■ **Texto proporcionado**:
::::::::

Un día, a la salida del sol, estaba Jesús paseando por la orilla del Lago y observó dos cosas: que Pedro y su hermano Andrés estaban recogiendo las redes, después de haber estado bregando toda la noche, si haber pescado nada; y que sus íntimos amigos Juan y Santiago lavaban las redes y las remendaban en la playa. Había muchos familiares esperando la llegada de las barcas de los pescadores con la esperanza de que trajeran buena pesca.
Cuando el público advirtió la presencia de Jesús, cuya fama de predicador ya estaba extendida por todas partes, se agolpó a su alrededor tanta gente para escuchar la palabra de Dios, que por la estrechez de la playa obligó a Jesús a acercarse a Pedro para rogarle que retirara la barca un poco de tierra. Entonces Pedro, acompañado de su hermano Andrés, la dejó flotando en las aguas, amarrada con cuerdas a un picacho de la roca. Luego Jesús, se arremangó la túnica y con aire señorial se sentó en la proa, haciendo de la nave un púlpito, y predicó la Palabra de Dios.

::::::::

■ **Datos del listado**:
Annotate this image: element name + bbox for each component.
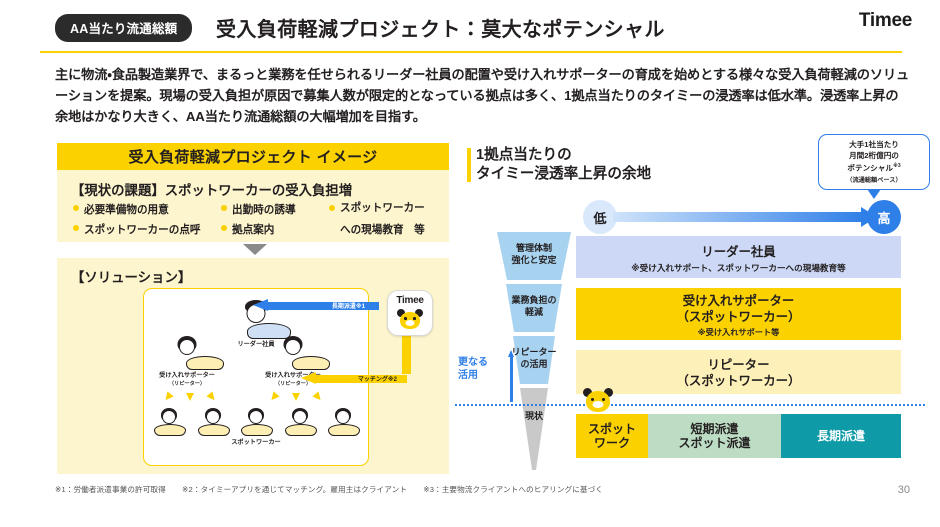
arrow-shaft — [510, 356, 513, 402]
connector-arrow-icon — [206, 391, 217, 402]
right-title-line1: 1拠点当たりの — [476, 146, 651, 165]
arrow-head-icon — [253, 299, 268, 311]
right-title-line2: タイミー浸透率上昇の余地 — [476, 165, 651, 184]
bear-mascot-icon-bottom — [583, 388, 613, 412]
person-supporter-left: 受け入れサポーター （リピーター） — [150, 335, 224, 388]
spot-worker-avatars — [152, 407, 360, 436]
bullet-label: 出勤時の誘導 — [232, 202, 296, 217]
bullet-label: への現場教育 等 — [340, 222, 425, 237]
bullet-dot-icon — [73, 225, 79, 231]
bullet-label: スポットワーカー — [340, 202, 425, 215]
left-panel-heading: 受入負荷軽減プロジェクト イメージ — [57, 143, 449, 170]
list-item: への現場教育 等 — [329, 222, 425, 237]
body-shape — [292, 356, 330, 370]
issue-title: 【現状の課題】スポットワーカーの受入負担増 — [71, 179, 352, 199]
dispatch-arrow-label: 長期派遣※1 — [332, 301, 365, 310]
funnel-label-4-line1: 現状 — [525, 411, 543, 421]
body-shape — [198, 424, 230, 436]
callout-pointer-icon — [867, 189, 881, 199]
connector-arrow-icon — [268, 391, 279, 402]
potential-callout: 大手1社当たり 月間2桁億円の ポテンシャル※3 （流通総額ベース） — [818, 134, 930, 190]
service-box-long-dispatch-label: 長期派遣 — [817, 429, 865, 443]
callout-line4: （流通総額ベース） — [819, 175, 929, 184]
timee-app-label: Timee — [388, 295, 432, 306]
avatar — [239, 407, 273, 436]
list-item: スポットワーカーの点呼 — [73, 222, 221, 237]
bullet-dot-icon — [329, 205, 335, 211]
service-box-short-dispatch-line1: 短期派遣 — [690, 422, 738, 436]
page-title: 受入負荷軽減プロジェクト：莫大なポテンシャル — [216, 13, 665, 42]
bear-mascot-icon — [397, 309, 423, 329]
slide-header: AA当たり流通総額 受入負荷軽減プロジェクト：莫大なポテンシャル Timee — [0, 0, 940, 52]
bear-eye-left — [404, 317, 407, 320]
funnel-label-1-line1: 管理体制 — [516, 243, 552, 253]
lead-paragraph: 主に物流・食品製造業界で、まるっと業務を任せられるリーダー社員の配置や受け入れサ… — [55, 64, 911, 127]
row-leader: リーダー社員 ※受け入れサポート、スポットワーカーへの現場教育等 — [576, 236, 901, 278]
bullet-label: 必要準備物の用意 — [84, 202, 169, 217]
face-shape — [285, 339, 301, 355]
body-shape — [186, 356, 224, 370]
left-panel: 受入負荷軽減プロジェクト イメージ 【現状の課題】スポットワーカーの受入負担増 … — [57, 143, 449, 474]
body-shape — [285, 424, 317, 436]
list-item: スポットワーカー — [329, 202, 425, 217]
arrow-head-icon — [301, 372, 316, 384]
avatar — [281, 335, 305, 358]
row-repeater: リピーター （スポットワーカー） — [576, 350, 901, 394]
row-leader-title: リーダー社員 — [576, 236, 901, 260]
funnel-label-1-line2: 強化と安定 — [511, 255, 556, 265]
more-use-line1: 更なる — [458, 357, 488, 368]
row-supporter-note: ※受け入れサポート等 — [576, 325, 901, 338]
solution-title: 【ソリューション】 — [71, 266, 191, 286]
header-divider — [40, 51, 902, 53]
avatar — [196, 407, 230, 436]
penetration-scale: 低 高 — [583, 200, 901, 234]
face-shape — [162, 410, 176, 424]
solution-section: 【ソリューション】 リーダー社員 — [57, 258, 449, 474]
more-use-line2: 活用 — [458, 370, 478, 381]
service-box-spotwork-line1: スポット — [588, 422, 636, 436]
funnel-label-4: 現状 — [497, 410, 571, 422]
issue-section: 【現状の課題】スポットワーカーの受入負担増 必要準備物の用意 出勤時の誘導 スポ… — [57, 170, 449, 242]
current-state-divider — [455, 404, 925, 406]
service-box-long-dispatch: 長期派遣 — [781, 414, 901, 458]
matching-arrow-label: マッチング※2 — [358, 374, 397, 383]
callout-line2: 月間2桁億円の — [819, 150, 929, 161]
callout-footnote-ref: ※3 — [893, 163, 901, 169]
list-item: 出勤時の誘導 — [221, 202, 329, 217]
face-shape — [293, 410, 307, 424]
service-box-short-dispatch-line2: スポット派遣 — [678, 436, 750, 450]
right-section-title: 1拠点当たりの タイミー浸透率上昇の余地 — [476, 146, 651, 184]
spot-worker-label: スポットワーカー — [152, 439, 360, 447]
person-label-line1: 受け入れサポーター — [159, 372, 215, 379]
service-box-spotwork-label: スポット ワーク — [588, 422, 636, 450]
person-label-line2: （リピーター） — [150, 380, 224, 388]
list-item: 拠点案内 — [221, 222, 329, 237]
bear-muzzle — [406, 320, 415, 326]
upward-arrow-icon — [508, 350, 515, 402]
funnel-label-1: 管理体制 強化と安定 — [497, 242, 571, 266]
more-use-label: 更なる 活用 — [458, 356, 504, 382]
avatar — [152, 407, 186, 436]
row-supporter-title-line2: （スポットワーカー） — [677, 310, 801, 324]
matching-arrow: マッチング※2 — [301, 372, 407, 385]
bear-eye-right — [602, 398, 605, 401]
footnote-2: ※2：タイミーアプリを通じてマッチング。雇用主はクライアント — [182, 485, 407, 494]
footnote-3: ※3：主要物流クライアントへのヒアリングに基づく — [423, 485, 603, 494]
face-shape — [336, 410, 350, 424]
funnel-label-2-line2: 軽減 — [525, 307, 543, 317]
callout-line1: 大手1社当たり — [819, 139, 929, 150]
bullet-label: スポットワーカーの点呼 — [84, 222, 201, 237]
spot-worker-group: スポットワーカー — [152, 407, 360, 447]
service-type-row: スポット ワーク 短期派遣 スポット派遣 長期派遣 — [576, 414, 901, 458]
funnel-label-3-line2: の活用 — [520, 359, 547, 369]
funnel-label-2-line1: 業務負担の — [511, 295, 556, 305]
row-leader-note: ※受け入れサポート、スポットワーカーへの現場教育等 — [576, 260, 901, 274]
bear-muzzle — [593, 401, 604, 408]
down-arrow-icon — [243, 244, 267, 255]
avatar — [326, 407, 360, 436]
service-box-short-dispatch-label: 短期派遣 スポット派遣 — [678, 422, 750, 450]
bullet-dot-icon — [221, 205, 227, 211]
callout-line3: ポテンシャル※3 — [819, 161, 929, 174]
face-shape — [249, 410, 263, 424]
body-shape — [154, 424, 186, 436]
service-box-short-dispatch: 短期派遣 スポット派遣 — [648, 414, 781, 458]
brand-logo: Timee — [859, 10, 912, 32]
row-supporter-title-line1: 受け入れサポーター — [683, 294, 795, 308]
header-tag: AA当たり流通総額 — [55, 14, 192, 42]
row-supporter: 受け入れサポーター （スポットワーカー） ※受け入れサポート等 — [576, 288, 901, 340]
body-shape — [241, 424, 273, 436]
scale-high-label: 高 — [867, 200, 901, 234]
matching-arrow-connector — [402, 334, 411, 374]
dispatch-arrow: 長期派遣※1 — [253, 299, 379, 312]
issue-bullet-list: 必要準備物の用意 出勤時の誘導 スポットワーカー スポットワーカーの点呼 — [73, 202, 443, 242]
row-supporter-title: 受け入れサポーター （スポットワーカー） — [576, 288, 901, 325]
avatar — [175, 335, 199, 358]
service-box-spotwork-line2: ワーク — [594, 436, 630, 450]
bear-eye-right — [413, 317, 416, 320]
footnote-1: ※1：労働者派遣事業の許可取得 — [55, 485, 166, 494]
bullet-row: スポットワーカーの点呼 拠点案内 への現場教育 等 — [73, 222, 443, 237]
body-shape — [328, 424, 360, 436]
person-label: 受け入れサポーター （リピーター） — [150, 372, 224, 388]
funnel-label-2: 業務負担の 軽減 — [497, 294, 571, 318]
row-repeater-title-line2: （スポットワーカー） — [677, 374, 801, 388]
callout-line3-text: ポテンシャル — [847, 164, 893, 173]
footnotes: ※1：労働者派遣事業の許可取得 ※2：タイミーアプリを通じてマッチング。雇用主は… — [55, 484, 617, 495]
row-repeater-title: リピーター （スポットワーカー） — [576, 350, 901, 389]
bullet-dot-icon — [221, 225, 227, 231]
connector-arrow-icon — [312, 391, 323, 402]
bear-eye-left — [591, 398, 594, 401]
connector-arrow-icon — [292, 393, 300, 401]
bullet-row: 必要準備物の用意 出勤時の誘導 スポットワーカー — [73, 202, 443, 217]
avatar — [283, 407, 317, 436]
list-item: 必要準備物の用意 — [73, 202, 221, 217]
connector-arrow-icon — [162, 391, 173, 402]
scale-low-label: 低 — [583, 200, 617, 234]
page-number: 30 — [898, 484, 910, 496]
scale-gradient-bar — [613, 212, 865, 222]
funnel-label-3-line1: リピーター — [511, 347, 556, 357]
bullet-label: 拠点案内 — [232, 222, 274, 237]
bullet-dot-icon — [73, 205, 79, 211]
face-shape — [179, 339, 195, 355]
service-box-spotwork: スポット ワーク — [576, 414, 648, 458]
connector-arrow-icon — [186, 393, 194, 401]
title-accent-bar — [467, 148, 471, 182]
row-repeater-title-line1: リピーター — [708, 358, 770, 372]
face-shape — [206, 410, 220, 424]
slide: AA当たり流通総額 受入負荷軽減プロジェクト：莫大なポテンシャル Timee 主… — [0, 0, 940, 527]
timee-app-icon: Timee — [387, 290, 433, 336]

::::::::

■ **Ejercicios**:
a) Di si cada afirmación coincide con el relato y responde sí o no, citando las palabras del relato que lo deciden. (i) Juan y Santiago lavaban y remendaban las redes en la playa. (ii) Jesús le pidió a Pedro que acercara la barca a tierra. (iii) Jesús predicó sentado en la proa de la barca.
b) Cambia "pescadores" por "marineros" y vuelve a escribir el fragmento del relato que va desde "Un día, a la" hasta "trajeran buena pesca.", este incluido.
c) Según el relato, ¿por qué Jesús le pidió a Pedro que apartara la barca un poco de tierra? Contesta en una a tres oraciones.

■ **Respuestas en orden**:
a)
(i) Sí: "sus íntimos amigos Juan y Santiago lavaban las redes y las remendaban en la playa".
(ii) No: "rogarle que retirara la barca un poco de tierra".
(iii) Sí: "se sentó en la proa, haciendo de la nave un púlpito".

b)
Un día, a la salida del sol, estaba Jesús paseando por la orilla del Lago y observó dos cosas: que Pedro y su hermano Andrés estaban recogiendo las redes, después de haber estado bregando toda la noche, si haber pescado nada; y que sus íntimos amigos Juan y Santiago lavaban las redes y las remendaban en la playa. Había muchos familiares esperando la llegada de las barcas de los marineros con la esperanza de que trajeran buena pesca.

c) Se juntó tanta gente a su alrededor para escuchar la palabra de Dios que, como la playa era estrecha, Jesús tuvo que acercarse a Pedro y pedirle que retirara la barca un poco de tierra.